TO BE DONE >>
Copy all of the records below verbatim.

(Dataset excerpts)
++++++++++

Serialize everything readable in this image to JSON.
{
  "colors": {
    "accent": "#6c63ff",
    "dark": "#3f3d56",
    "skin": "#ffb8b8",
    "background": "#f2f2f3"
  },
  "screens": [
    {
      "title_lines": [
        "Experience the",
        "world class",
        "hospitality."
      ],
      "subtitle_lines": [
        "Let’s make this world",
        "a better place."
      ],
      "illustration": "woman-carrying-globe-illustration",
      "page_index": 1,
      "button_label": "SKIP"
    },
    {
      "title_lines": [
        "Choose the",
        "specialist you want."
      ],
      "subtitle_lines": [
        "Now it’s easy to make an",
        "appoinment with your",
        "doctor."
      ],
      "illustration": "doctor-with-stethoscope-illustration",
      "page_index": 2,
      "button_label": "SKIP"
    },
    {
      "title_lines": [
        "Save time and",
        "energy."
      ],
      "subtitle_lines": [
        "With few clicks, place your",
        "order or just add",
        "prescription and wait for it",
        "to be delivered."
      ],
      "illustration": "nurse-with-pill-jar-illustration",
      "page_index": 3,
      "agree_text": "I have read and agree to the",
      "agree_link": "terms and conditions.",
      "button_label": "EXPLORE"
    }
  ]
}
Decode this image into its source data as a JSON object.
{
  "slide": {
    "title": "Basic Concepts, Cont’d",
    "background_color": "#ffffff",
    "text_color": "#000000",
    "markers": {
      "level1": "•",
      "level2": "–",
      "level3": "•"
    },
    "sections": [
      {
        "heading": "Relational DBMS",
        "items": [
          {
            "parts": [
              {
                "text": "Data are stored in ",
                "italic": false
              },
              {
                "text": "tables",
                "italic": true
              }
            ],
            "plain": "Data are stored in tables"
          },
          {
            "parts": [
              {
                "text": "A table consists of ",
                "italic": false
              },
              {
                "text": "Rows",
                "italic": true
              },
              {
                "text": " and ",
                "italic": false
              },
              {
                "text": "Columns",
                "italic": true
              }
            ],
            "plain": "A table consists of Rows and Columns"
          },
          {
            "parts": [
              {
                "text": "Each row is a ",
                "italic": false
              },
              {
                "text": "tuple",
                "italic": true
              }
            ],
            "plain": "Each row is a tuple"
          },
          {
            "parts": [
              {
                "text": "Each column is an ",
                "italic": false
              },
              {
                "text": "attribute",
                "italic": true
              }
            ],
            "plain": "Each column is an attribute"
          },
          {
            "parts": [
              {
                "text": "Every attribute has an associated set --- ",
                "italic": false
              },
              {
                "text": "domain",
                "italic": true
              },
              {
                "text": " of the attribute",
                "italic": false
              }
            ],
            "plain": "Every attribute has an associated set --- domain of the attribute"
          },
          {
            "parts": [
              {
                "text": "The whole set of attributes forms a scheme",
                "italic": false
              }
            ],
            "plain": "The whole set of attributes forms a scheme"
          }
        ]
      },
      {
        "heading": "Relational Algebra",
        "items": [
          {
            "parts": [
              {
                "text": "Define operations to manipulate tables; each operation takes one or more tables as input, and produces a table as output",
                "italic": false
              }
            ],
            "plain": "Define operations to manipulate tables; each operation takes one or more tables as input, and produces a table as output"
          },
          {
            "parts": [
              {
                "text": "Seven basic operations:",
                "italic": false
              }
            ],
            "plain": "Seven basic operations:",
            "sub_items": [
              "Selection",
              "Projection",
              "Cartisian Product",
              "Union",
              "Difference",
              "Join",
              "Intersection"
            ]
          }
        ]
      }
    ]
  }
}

++++++++++

ANSWER IN FULL >>
Serialize everything readable in this image to JSON.
{
  "colors": {
    "accent": "#6c63ff",
    "dark": "#3f3d56",
    "skin": "#ffb8b8",
    "background": "#f2f2f3"
  },
  "screens": [
    {
      "title_lines": [
        "Experience the",
        "world class",
        "hospitality."
      ],
      "subtitle_lines": [
        "Let’s make this world",
        "a better place."
      ],
      "illustration": "woman-carrying-globe-illustration",
      "page_index": 1,
      "button_label": "SKIP"
    },
    {
      "title_lines": [
        "Choose the",
        "specialist you want."
      ],
      "subtitle_lines": [
        "Now it’s easy to make an",
        "appoinment with your",
        "doctor."
      ],
      "illustration": "doctor-with-stethoscope-illustration",
      "page_index": 2,
      "button_label": "SKIP"
    },
    {
      "title_lines": [
        "Save time and",
        "energy."
      ],
      "subtitle_lines": [
        "With few clicks, place your",
        "order or just add",
        "prescription and wait for it",
        "to be delivered."
      ],
      "illustration": "nurse-with-pill-jar-illustration",
      "page_index": 3,
      "agree_text": "I have read and agree to the",
      "agree_link": "terms and conditions.",
      "button_label": "EXPLORE"
    }
  ]
}
Decode this image into its source data as a JSON object.
{
  "slide": {
    "title": "Basic Concepts, Cont’d",
    "background_color": "#ffffff",
    "text_color": "#000000",
    "markers": {
      "level1": "•",
      "level2": "–",
      "level3": "•"
    },
    "sections": [
      {
        "heading": "Relational DBMS",
        "items": [
          {
            "parts": [
              {
                "text": "Data are stored in ",
                "italic": false
              },
              {
                "text": "tables",
                "italic": true
              }
            ],
            "plain": "Data are stored in tables"
          },
          {
            "parts": [
              {
                "text": "A table consists of ",
                "italic": false
              },
              {
                "text": "Rows",
                "italic": true
              },
              {
                "text": " and ",
                "italic": false
              },
              {
                "text": "Columns",
                "italic": true
              }
            ],
            "plain": "A table consists of Rows and Columns"
          },
          {
            "parts": [
              {
                "text": "Each row is a ",
                "italic": false
              },
              {
                "text": "tuple",
                "italic": true
              }
            ],
            "plain": "Each row is a tuple"
          },
          {
            "parts": [
              {
                "text": "Each column is an ",
                "italic": false
              },
              {
                "text": "attribute",
                "italic": true
              }
            ],
            "plain": "Each column is an attribute"
          },
          {
            "parts": [
              {
                "text": "Every attribute has an associated set --- ",
                "italic": false
              },
              {
                "text": "domain",
                "italic": true
              },
              {
                "text": " of the attribute",
                "italic": false
              }
            ],
            "plain": "Every attribute has an associated set --- domain of the attribute"
          },
          {
            "parts": [
              {
                "text": "The whole set of attributes forms a scheme",
                "italic": false
              }
            ],
            "plain": "The whole set of attributes forms a scheme"
          }
        ]
      },
      {
        "heading": "Relational Algebra",
        "items": [
          {
            "parts": [
              {
                "text": "Define operations to manipulate tables; each operation takes one or more tables as input, and produces a table as output",
                "italic": false
              }
            ],
            "plain": "Define operations to manipulate tables; each operation takes one or more tables as input, and produces a table as output"
          },
          {
            "parts": [
              {
                "text": "Seven basic operations:",
                "italic": false
              }
            ],
            "plain": "Seven basic operations:",
            "sub_items": [
              "Selection",
              "Projection",
              "Cartisian Product",
              "Union",
              "Difference",
              "Join",
              "Intersection"
            ]
          }
        ]
      }
    ]
  }
}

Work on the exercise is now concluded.